提示された文章 »
★ ★ ★ ★

「これは、ご神体ではない」
マツダ広島本社工場の工機部門内にある、「ツーリング製作部(Tool & Die Production Dept.)には、“ご神体”が祀られている。クレイモデラーが「魂動デザイン」をかたちづくった110センチほどのデザインオブジェだ。ご神体にはお神酒が供えられ、生産部門の職人たちは、まるで“神様”のごとくオブジェを崇める。
現場の職人たちは判断に迷うと、ご神体を仰ぎにやってくる。その前にたたずみ、じっと観察する。醸し出す表情や抑揚に、デザイナーのこだわりを感じとるためだ。その重要性について、金型部門の橋本昭は次のように語る。
「ご神体には、マツダデザインのイズムがすべて入っとる。デザインさんの思いを再現するには、ご神体の実態をよう知らにゃいかん」
ご神体の役割は、クルマに「命」を吹き込むことだ。
「最初にご神体を目にしたときには、なんと難しいかたちなのかと思った。ご神体に込められた生命感をわれわれの力で本当にかたちにできるのか。えらいプレッシャーだった」
金型部門はこれまで、開発部門がリリースしたCADデータをもとに金型を製作していたが、デザイナーの思いを十分に金型に反映できてはいなかった。果たして、ご神体の造形を金型に落とし込むことはできるのか。橋本たちは、金型と同じ材料の鉄でオブジェを再現してみることにした。量産に向けた技術課題を探り出すためである。普通に考えれば、金型部門がそこまで踏み込むことなど考えられない。しかし、金型部門はあくまでも自発的に動いた。

★ ★ ★ ★

[レイアウト注釈セットからの抜粋]

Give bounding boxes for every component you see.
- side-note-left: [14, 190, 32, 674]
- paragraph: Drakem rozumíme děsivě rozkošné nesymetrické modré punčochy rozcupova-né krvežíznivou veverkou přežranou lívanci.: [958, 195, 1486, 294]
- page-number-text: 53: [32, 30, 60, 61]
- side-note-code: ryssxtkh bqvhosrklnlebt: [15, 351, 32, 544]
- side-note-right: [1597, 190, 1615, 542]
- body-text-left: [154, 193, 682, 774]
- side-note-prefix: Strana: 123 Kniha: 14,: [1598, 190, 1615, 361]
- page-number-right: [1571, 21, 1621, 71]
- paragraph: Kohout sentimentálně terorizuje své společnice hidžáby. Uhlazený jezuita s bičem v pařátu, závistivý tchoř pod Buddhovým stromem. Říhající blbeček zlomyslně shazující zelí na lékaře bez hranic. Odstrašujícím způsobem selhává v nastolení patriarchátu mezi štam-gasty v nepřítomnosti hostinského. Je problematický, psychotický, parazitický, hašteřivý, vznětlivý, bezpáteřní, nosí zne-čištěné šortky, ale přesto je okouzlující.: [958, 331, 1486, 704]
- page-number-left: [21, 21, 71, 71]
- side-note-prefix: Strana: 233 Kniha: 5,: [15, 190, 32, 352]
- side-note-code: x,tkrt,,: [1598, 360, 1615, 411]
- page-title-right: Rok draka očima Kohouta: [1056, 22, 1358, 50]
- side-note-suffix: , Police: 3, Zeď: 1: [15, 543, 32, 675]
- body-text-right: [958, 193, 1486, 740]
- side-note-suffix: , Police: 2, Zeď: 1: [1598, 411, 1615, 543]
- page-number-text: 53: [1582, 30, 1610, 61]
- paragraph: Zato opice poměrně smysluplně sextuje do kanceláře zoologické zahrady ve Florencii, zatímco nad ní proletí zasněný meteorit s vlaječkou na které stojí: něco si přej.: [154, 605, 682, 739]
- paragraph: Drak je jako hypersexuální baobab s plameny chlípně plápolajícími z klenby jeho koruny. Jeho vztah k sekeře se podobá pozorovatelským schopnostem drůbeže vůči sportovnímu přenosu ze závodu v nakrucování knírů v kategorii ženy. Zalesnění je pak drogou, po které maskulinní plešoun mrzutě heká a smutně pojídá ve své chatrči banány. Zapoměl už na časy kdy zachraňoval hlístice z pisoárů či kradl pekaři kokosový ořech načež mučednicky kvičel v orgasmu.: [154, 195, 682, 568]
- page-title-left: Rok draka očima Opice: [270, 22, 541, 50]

★ ★ ★ ★

課題の内容 »
a) ご神体についての文章から、「マツダ広島本社工場の工機部門内にある、「ツーリング製作部(Tool & Die」から「ご神体の役割は、クルマに「命」を吹き込むことだ。」までを、その両方を含めて一字も変えずに書き写してください。
b) ご神体についての文章を、最後の文の次から書き継いでください。

課題の答え »
a)
マツダ広島本社工場の工機部門内にある、「ツーリング製作部(Tool & Die Production Dept.)には、“ご神体”が祀られている。クレイモデラーが「魂動デザイン」をかたちづくった110センチほどのデザインオブジェだ。ご神体にはお神酒が供えられ、生産部門の職人たちは、まるで“神様”のごとくオブジェを崇める。
現場の職人たちは判断に迷うと、ご神体を仰ぎにやってくる。その前にたたずみ、じっと観察する。醸し出す表情や抑揚に、デザイナーのこだわりを感じとるためだ。その重要性について、金型部門の橋本昭は次のように語る。
「ご神体には、マツダデザインのイズムがすべて入っとる。デザインさんの思いを再現するには、ご神体の実態をよう知らにゃいかん」
ご神体の役割は、クルマに「命」を吹き込むことだ。

b)
金型部門はご神体を借り出して、オブジェを非接触3次元計測器で計測し、CADデータに変換した。そこから鋳物および切削用NCデータを作成して、オブジェを完成させた。しかし、1回目は失敗作だった。
「デザイナーに見てもらうと、これはご神体ではないといわれた。『魂』が入っとらんというんですね」
デザインのトップを務める前田育男は、1回目のご神体を即座に却下した。クレイモデルを担当するデザインモデリングスタジオ部長の呉羽博史も、「これは違う」といった。実際、橋本も「キャラクターにシャープさがない」と思った。
金型部門は一念発起した。なぜ、「魂」が入っていないのか。クレイモデラーと一緒になって、技術課題を洗い出していった。
「われわれも、加工技術を進化させんと、デザインさんの思いをかたちにできない。微妙なところを再現するには、いろんな工法、技術を磨かんとムリだと思いました。われわれも、『共創』活動で大いに勉強させてもらったんですね」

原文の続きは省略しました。